### [PROBLEM]
From the entries below, pull out each line where "менее" appears.

(Collected data entries)
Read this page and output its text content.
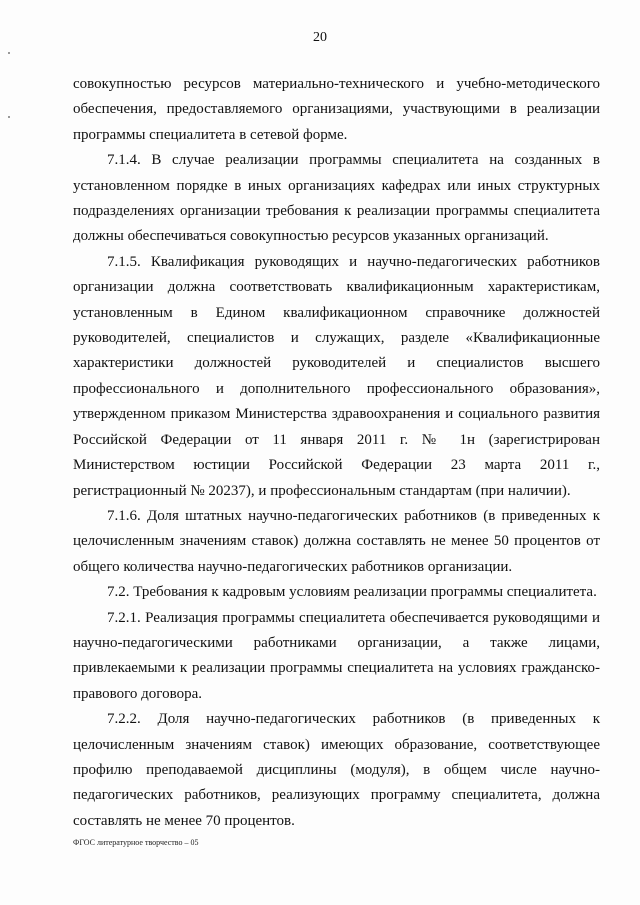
20

совокупностью ресурсов материально-технического и учебно-методического обеспечения, предоставляемого организациями, участвующими в реализации программы специалитета в сетевой форме.

7.1.4. В случае реализации программы специалитета на созданных в установленном порядке в иных организациях кафедрах или иных структурных подразделениях организации требования к реализации программы специалитета должны обеспечиваться совокупностью ресурсов указанных организаций.

7.1.5. Квалификация руководящих и научно-педагогических работников организации должна соответствовать квалификационным характеристикам, установленным в Едином квалификационном справочнике должностей руководителей, специалистов и служащих, разделе «Квалификационные характеристики должностей руководителей и специалистов высшего профессионального и дополнительного профессионального образования», утвержденном приказом Министерства здравоохранения и социального развития Российской Федерации от 11 января 2011 г. № 1н (зарегистрирован Министерством юстиции Российской Федерации 23 марта 2011 г., регистрационный № 20237), и профессиональным стандартам (при наличии).

7.1.6. Доля штатных научно-педагогических работников (в приведенных к целочисленным значениям ставок) должна составлять не менее 50 процентов от общего количества научно-педагогических работников организации.

7.2. Требования к кадровым условиям реализации программы специалитета.

7.2.1. Реализация программы специалитета обеспечивается руководящими и научно-педагогическими работниками организации, а также лицами, привлекаемыми к реализации программы специалитета на условиях гражданско-правового договора.

7.2.2. Доля научно-педагогических работников (в приведенных к целочисленным значениям ставок) имеющих образование, соответствующее профилю преподаваемой дисциплины (модуля), в общем числе научно-педагогических работников, реализующих программу специалитета, должна составлять не менее 70 процентов.

ФГОС литературное творчество – 05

### [WRITTEN ANSWER]
7.1.6. Доля штатных научно-педагогических работников (в приведенных к целочисленным значениям ставок) должна составлять не менее 50 процентов от общего количества научно-педагогических работников организации.
7.2.2. Доля научно-педагогических работников (в приведенных к целочисленным значениям ставок) имеющих образование, соответствующее профилю преподаваемой дисциплины (модуля), в общем числе научно-педагогических работников, реализующих программу специалитета, должна составлять не менее 70 процентов.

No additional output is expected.